+++ Metin bloğu +++
PAYLAŞ 
Facebook'ta Paylaş
Facebook'ta Paylaş
Facebook'ta Paylaş
Facebook'ta Paylaş
Facebook'ta Paylaş
DUT AĞACI..
Yalçın Toker
YAZARLAR
21 Ekim 2018 Pazar

DUT AĞACI..



Damadım Ahmet, bazı işlerini İstanbul’dan İzmir’e nakletti.. Bü yüzden Urla’da bir ev kiralayıp, kızım Mine, çocukları Kaan ve Efe ile birlikte İstanbul’dan Urla’ya taşındılar..
Hanım ve ben torunlarımızı çok özlemiştik.. Geçen hafta, onları ziyaret için İzmir’e gitmeye karar verdik..
Eşim “uçakla gidelim” diyordu ama ben kabul etmedim. “Arabamıza atlar, geze geze, istediğimiz yerlerde dura dura, yiyip içer gideriz”dedim..
Ne var ki, oğlum Serhat’a “Allahaısmarladık” deyince, o hemen itiraz etti..
“Benim de İzmir’de işim var, ben gelir sizi alır götürürüm..” dedi.
Ve Cumartesi günü gelip Florya-Basınköydeki evimizden bizi aldı.. Yavuz Selim köprüsüne yöneldi.. Köprüyü geçtik.. İzmit yolunda ilerlemeğe başladık.. Gebzeden Osman Gazi köprüsünü geçip Bursa- Balıkesir yoluna yöneldik..  (Bu arada, çıkışta 81 TL köprü parası ödendi.. Hani bu kadarını bizim ödediğimiz, bunun kat katının Devletçe, yani vatandaşın vergileri ile ödendiği yazılıp çizilen köprü..)
Ben Yavuz Selim’i, Osman Gaziyi falan düşünüp arabada kendimi oyalıyorum.. Aynı gün süper lig maçları da oynanıyor.. Kasımpaşa-Akhisar, Başakşehir-Kayseri maçları var..
Ama pek dinleyemiyorum.. Geçtiğimiz yolların kenarlarında yöresel sebzeler, meyveler, eşyalar satanlar var..
+++ Veri satırları +++
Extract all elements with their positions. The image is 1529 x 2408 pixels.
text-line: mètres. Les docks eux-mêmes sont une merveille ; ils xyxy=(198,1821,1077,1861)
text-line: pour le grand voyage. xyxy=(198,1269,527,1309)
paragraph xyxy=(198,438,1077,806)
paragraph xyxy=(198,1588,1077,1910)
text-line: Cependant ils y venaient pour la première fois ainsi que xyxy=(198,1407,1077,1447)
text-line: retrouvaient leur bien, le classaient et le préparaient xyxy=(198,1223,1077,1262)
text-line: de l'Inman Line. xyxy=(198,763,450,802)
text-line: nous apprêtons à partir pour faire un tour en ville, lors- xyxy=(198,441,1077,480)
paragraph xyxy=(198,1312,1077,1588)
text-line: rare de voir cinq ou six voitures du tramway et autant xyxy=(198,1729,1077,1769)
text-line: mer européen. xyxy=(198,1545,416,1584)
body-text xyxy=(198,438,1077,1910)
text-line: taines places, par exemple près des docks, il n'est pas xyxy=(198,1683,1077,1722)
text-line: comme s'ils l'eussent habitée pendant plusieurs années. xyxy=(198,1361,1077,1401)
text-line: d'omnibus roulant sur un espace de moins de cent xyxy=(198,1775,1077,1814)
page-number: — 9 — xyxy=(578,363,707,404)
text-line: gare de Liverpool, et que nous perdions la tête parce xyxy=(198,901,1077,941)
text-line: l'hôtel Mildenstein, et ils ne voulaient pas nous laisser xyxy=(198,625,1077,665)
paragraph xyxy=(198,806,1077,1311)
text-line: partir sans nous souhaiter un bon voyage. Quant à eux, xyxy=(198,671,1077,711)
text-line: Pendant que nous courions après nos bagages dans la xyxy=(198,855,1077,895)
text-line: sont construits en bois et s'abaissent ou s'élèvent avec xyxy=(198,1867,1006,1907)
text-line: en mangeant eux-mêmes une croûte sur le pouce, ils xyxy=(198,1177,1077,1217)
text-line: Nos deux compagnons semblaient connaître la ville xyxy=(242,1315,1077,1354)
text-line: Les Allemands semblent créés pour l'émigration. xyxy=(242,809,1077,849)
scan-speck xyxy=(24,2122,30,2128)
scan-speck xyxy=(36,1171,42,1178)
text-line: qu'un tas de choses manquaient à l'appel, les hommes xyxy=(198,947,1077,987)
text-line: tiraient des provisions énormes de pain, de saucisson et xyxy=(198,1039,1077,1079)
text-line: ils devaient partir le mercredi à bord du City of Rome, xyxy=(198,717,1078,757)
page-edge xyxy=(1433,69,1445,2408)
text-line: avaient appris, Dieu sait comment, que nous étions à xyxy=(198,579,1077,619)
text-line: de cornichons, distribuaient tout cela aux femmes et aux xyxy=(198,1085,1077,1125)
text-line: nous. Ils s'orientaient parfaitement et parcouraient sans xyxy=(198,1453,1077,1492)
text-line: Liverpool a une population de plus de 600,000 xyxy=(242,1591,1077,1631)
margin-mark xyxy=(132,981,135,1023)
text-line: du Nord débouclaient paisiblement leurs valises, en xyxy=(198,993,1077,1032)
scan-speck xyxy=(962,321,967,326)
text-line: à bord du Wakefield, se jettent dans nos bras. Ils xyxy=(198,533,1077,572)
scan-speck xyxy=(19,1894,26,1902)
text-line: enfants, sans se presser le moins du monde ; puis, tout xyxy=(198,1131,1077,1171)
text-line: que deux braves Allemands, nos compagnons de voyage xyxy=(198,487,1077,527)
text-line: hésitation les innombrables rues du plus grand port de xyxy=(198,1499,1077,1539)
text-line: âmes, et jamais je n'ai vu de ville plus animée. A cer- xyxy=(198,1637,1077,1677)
+++
:: Yazılı görev 1 ::
Kayıtların başından "paragraph xyxy=(198,1588,1077,1910)" içeren satıra kadar uzanan kısmı, iki uç da dahil olmak üzere, her satır için bir dizge içeren bir JSON listesi olarak düzenle. Boş satırları listeye alma.
:: Yazılı görev 2 ::
İzmir'deki torunları ziyaret için çıkılan yolculuğu anlatan yazıyı kaldığı yerden alıp sürdür.
Metin ile kayıtlar birbirinden bağımsız iki ayrı malzemedir.

:: Nihai sonuç 1 ::
[
  "Extract all elements with their positions. The image is 1529 x 2408 pixels.",
  "text-line: mètres. Les docks eux-mêmes sont une merveille ; ils xyxy=(198,1821,1077,1861)",
  "text-line: pour le grand voyage. xyxy=(198,1269,527,1309)",
  "paragraph xyxy=(198,438,1077,806)",
  "paragraph xyxy=(198,1588,1077,1910)"
]

:: Nihai sonuç 2 ::
Karacabey yolunda ilerliyoruz.. Sağda karadut kuruları, karadut reçelleri ve suları satan esnaflar gözüme ilişiyor.. İçim gidiyor ve  hayallarim canlanıyor.. Dutları, dut ağaçlarını, çocukluğumu, düşlüyorum.. Silifkede, Gökbelen yaylamızda yediğim, mis gibi kokulu beyaz dutları, Malatya dutlarını, kara dutları hasretle anımsıyorum.. Hele o kara dutlar yok mu? Yerken ellerim, kollarım sanki kızıla boyanır, dudaklarımın kenarlarından sızan karadut suları göğüslerime kadar inerdi.. Ah ne günlerdi onlar..
Ama bunları   Karacabey’de durup, anılarımı canlandıra canlandıra yesem daha güzel olmaz mıydı? Lakin olmuyor, bir an önce torunlara ulaşmak için transit geçiyoruz.
Neyse.. Oğlum bizi Susurlukta, köfteci Yaşar diye insanlarla dolu bir lokantaya götürdü.. İştahsız, pek çok şeyi yemeden içmeden kesilmiş ben, bayıla bayıla köfte, pirzola falan yedim de kendime geldim..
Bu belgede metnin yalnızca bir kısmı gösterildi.